▶ _Direction_: Leave out the pictures and copy everything else in the entries exactly.

[Collected data]
☆ ☆ ☆ ☆ ☆ ☆ ☆

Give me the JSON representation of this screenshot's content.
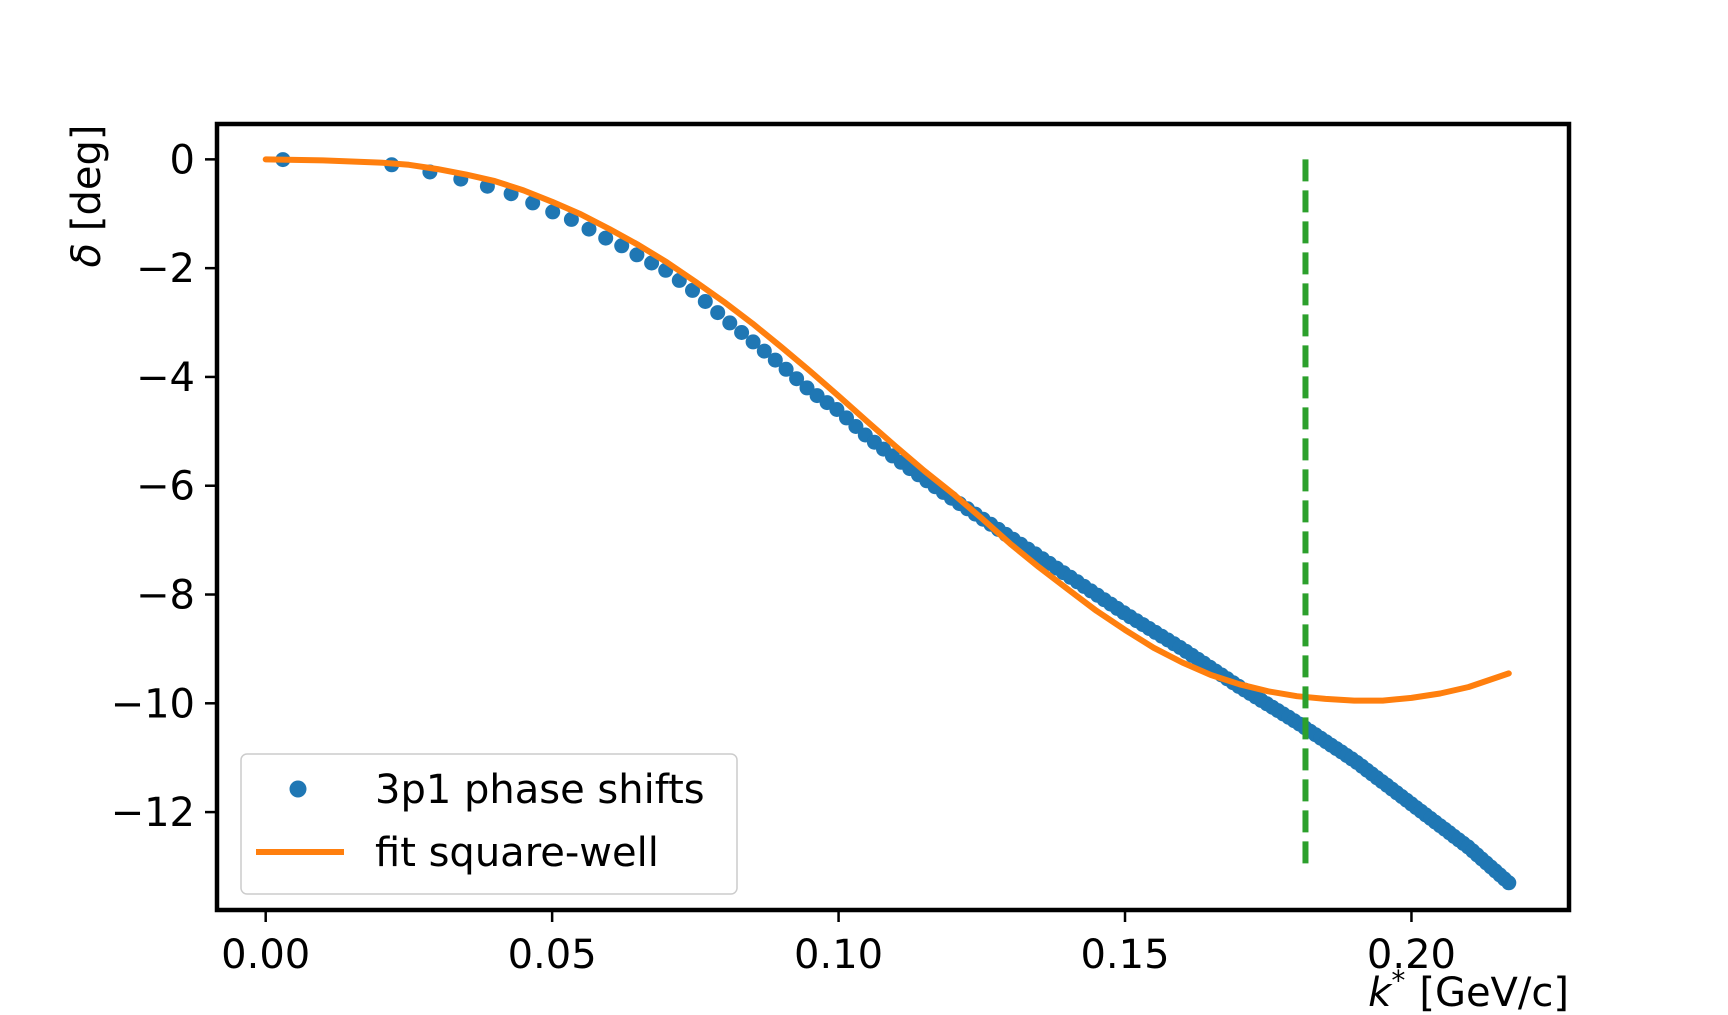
{
  "chart_data": {
    "type": "line",
    "title": "",
    "xlabel_symbol": "k",
    "xlabel_superscript": "*",
    "xlabel_unit": "[GeV/c]",
    "ylabel_symbol": "δ",
    "ylabel_unit": "[deg]",
    "xlim": [
      -0.0085,
      0.2275
    ],
    "ylim": [
      -13.8,
      0.65
    ],
    "xticks": [
      0.0,
      0.05,
      0.1,
      0.15,
      0.2
    ],
    "xtick_labels": [
      "0.00",
      "0.05",
      "0.10",
      "0.15",
      "0.20"
    ],
    "yticks": [
      0,
      -2,
      -4,
      -6,
      -8,
      -10,
      -12
    ],
    "ytick_labels": [
      "0",
      "−2",
      "−4",
      "−6",
      "−8",
      "−10",
      "−12"
    ],
    "legend_position": "lower-left",
    "series": [
      {
        "name": "3p1 phase shifts",
        "kind": "scatter",
        "color": "#1f77b4",
        "x_start": 0.003,
        "x_end": 0.217,
        "count": 140,
        "curve_knots_x": [
          0.002,
          0.022,
          0.031,
          0.038,
          0.044,
          0.049,
          0.054,
          0.058,
          0.062,
          0.066,
          0.07,
          0.075,
          0.08,
          0.085,
          0.09,
          0.095,
          0.1,
          0.105,
          0.11,
          0.115,
          0.12,
          0.13,
          0.14,
          0.15,
          0.16,
          0.17,
          0.18,
          0.19,
          0.2,
          0.21,
          0.217
        ],
        "curve_knots_y": [
          0.0,
          -0.1,
          -0.28,
          -0.47,
          -0.67,
          -0.92,
          -1.13,
          -1.38,
          -1.58,
          -1.83,
          -2.05,
          -2.45,
          -2.92,
          -3.35,
          -3.78,
          -4.25,
          -4.62,
          -5.1,
          -5.5,
          -5.88,
          -6.25,
          -6.95,
          -7.65,
          -8.35,
          -9.0,
          -9.7,
          -10.35,
          -11.05,
          -11.85,
          -12.65,
          -13.3
        ]
      },
      {
        "name": "fit square-well",
        "kind": "line",
        "color": "#ff7f0e",
        "x": [
          0.0,
          0.01,
          0.02,
          0.025,
          0.03,
          0.035,
          0.04,
          0.045,
          0.05,
          0.055,
          0.06,
          0.065,
          0.07,
          0.075,
          0.08,
          0.085,
          0.09,
          0.095,
          0.1,
          0.105,
          0.11,
          0.115,
          0.12,
          0.125,
          0.13,
          0.135,
          0.14,
          0.145,
          0.15,
          0.155,
          0.16,
          0.165,
          0.17,
          0.175,
          0.18,
          0.185,
          0.19,
          0.195,
          0.2,
          0.205,
          0.21,
          0.217
        ],
        "y": [
          0.0,
          -0.02,
          -0.06,
          -0.1,
          -0.18,
          -0.28,
          -0.4,
          -0.57,
          -0.78,
          -1.01,
          -1.28,
          -1.57,
          -1.89,
          -2.25,
          -2.62,
          -3.02,
          -3.45,
          -3.89,
          -4.35,
          -4.82,
          -5.28,
          -5.73,
          -6.15,
          -6.6,
          -7.07,
          -7.5,
          -7.9,
          -8.3,
          -8.65,
          -8.98,
          -9.25,
          -9.48,
          -9.65,
          -9.78,
          -9.87,
          -9.92,
          -9.95,
          -9.95,
          -9.9,
          -9.82,
          -9.7,
          -9.45
        ]
      },
      {
        "name": "",
        "kind": "vline",
        "color": "#2ca02c",
        "x": 0.1815,
        "y_from": 0.0,
        "y_to": -13.0
      }
    ]
  }
}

☆ ☆ ☆ ☆ ☆ ☆ ☆

▶ _Task solution_:
Give me the JSON representation of this screenshot's content.
{
  "chart_data": {
    "type": "line",
    "title": "",
    "xlabel_symbol": "k",
    "xlabel_superscript": "*",
    "xlabel_unit": "[GeV/c]",
    "ylabel_symbol": "δ",
    "ylabel_unit": "[deg]",
    "xlim": [
      -0.0085,
      0.2275
    ],
    "ylim": [
      -13.8,
      0.65
    ],
    "xticks": [
      0.0,
      0.05,
      0.1,
      0.15,
      0.2
    ],
    "xtick_labels": [
      "0.00",
      "0.05",
      "0.10",
      "0.15",
      "0.20"
    ],
    "yticks": [
      0,
      -2,
      -4,
      -6,
      -8,
      -10,
      -12
    ],
    "ytick_labels": [
      "0",
      "−2",
      "−4",
      "−6",
      "−8",
      "−10",
      "−12"
    ],
    "legend_position": "lower-left",
    "series": [
      {
        "name": "3p1 phase shifts",
        "kind": "scatter",
        "color": "#1f77b4",
        "x_start": 0.003,
        "x_end": 0.217,
        "count": 140,
        "curve_knots_x": [
          0.002,
          0.022,
          0.031,
          0.038,
          0.044,
          0.049,
          0.054,
          0.058,
          0.062,
          0.066,
          0.07,
          0.075,
          0.08,
          0.085,
          0.09,
          0.095,
          0.1,
          0.105,
          0.11,
          0.115,
          0.12,
          0.13,
          0.14,
          0.15,
          0.16,
          0.17,
          0.18,
          0.19,
          0.2,
          0.21,
          0.217
        ],
        "curve_knots_y": [
          0.0,
          -0.1,
          -0.28,
          -0.47,
          -0.67,
          -0.92,
          -1.13,
          -1.38,
          -1.58,
          -1.83,
          -2.05,
          -2.45,
          -2.92,
          -3.35,
          -3.78,
          -4.25,
          -4.62,
          -5.1,
          -5.5,
          -5.88,
          -6.25,
          -6.95,
          -7.65,
          -8.35,
          -9.0,
          -9.7,
          -10.35,
          -11.05,
          -11.85,
          -12.65,
          -13.3
        ]
      },
      {
        "name": "fit square-well",
        "kind": "line",
        "color": "#ff7f0e",
        "x": [
          0.0,
          0.01,
          0.02,
          0.025,
          0.03,
          0.035,
          0.04,
          0.045,
          0.05,
          0.055,
          0.06,
          0.065,
          0.07,
          0.075,
          0.08,
          0.085,
          0.09,
          0.095,
          0.1,
          0.105,
          0.11,
          0.115,
          0.12,
          0.125,
          0.13,
          0.135,
          0.14,
          0.145,
          0.15,
          0.155,
          0.16,
          0.165,
          0.17,
          0.175,
          0.18,
          0.185,
          0.19,
          0.195,
          0.2,
          0.205,
          0.21,
          0.217
        ],
        "y": [
          0.0,
          -0.02,
          -0.06,
          -0.1,
          -0.18,
          -0.28,
          -0.4,
          -0.57,
          -0.78,
          -1.01,
          -1.28,
          -1.57,
          -1.89,
          -2.25,
          -2.62,
          -3.02,
          -3.45,
          -3.89,
          -4.35,
          -4.82,
          -5.28,
          -5.73,
          -6.15,
          -6.6,
          -7.07,
          -7.5,
          -7.9,
          -8.3,
          -8.65,
          -8.98,
          -9.25,
          -9.48,
          -9.65,
          -9.78,
          -9.87,
          -9.92,
          -9.95,
          -9.95,
          -9.9,
          -9.82,
          -9.7,
          -9.45
        ]
      },
      {
        "name": "",
        "kind": "vline",
        "color": "#2ca02c",
        "x": 0.1815,
        "y_from": 0.0,
        "y_to": -13.0
      }
    ]
  }
}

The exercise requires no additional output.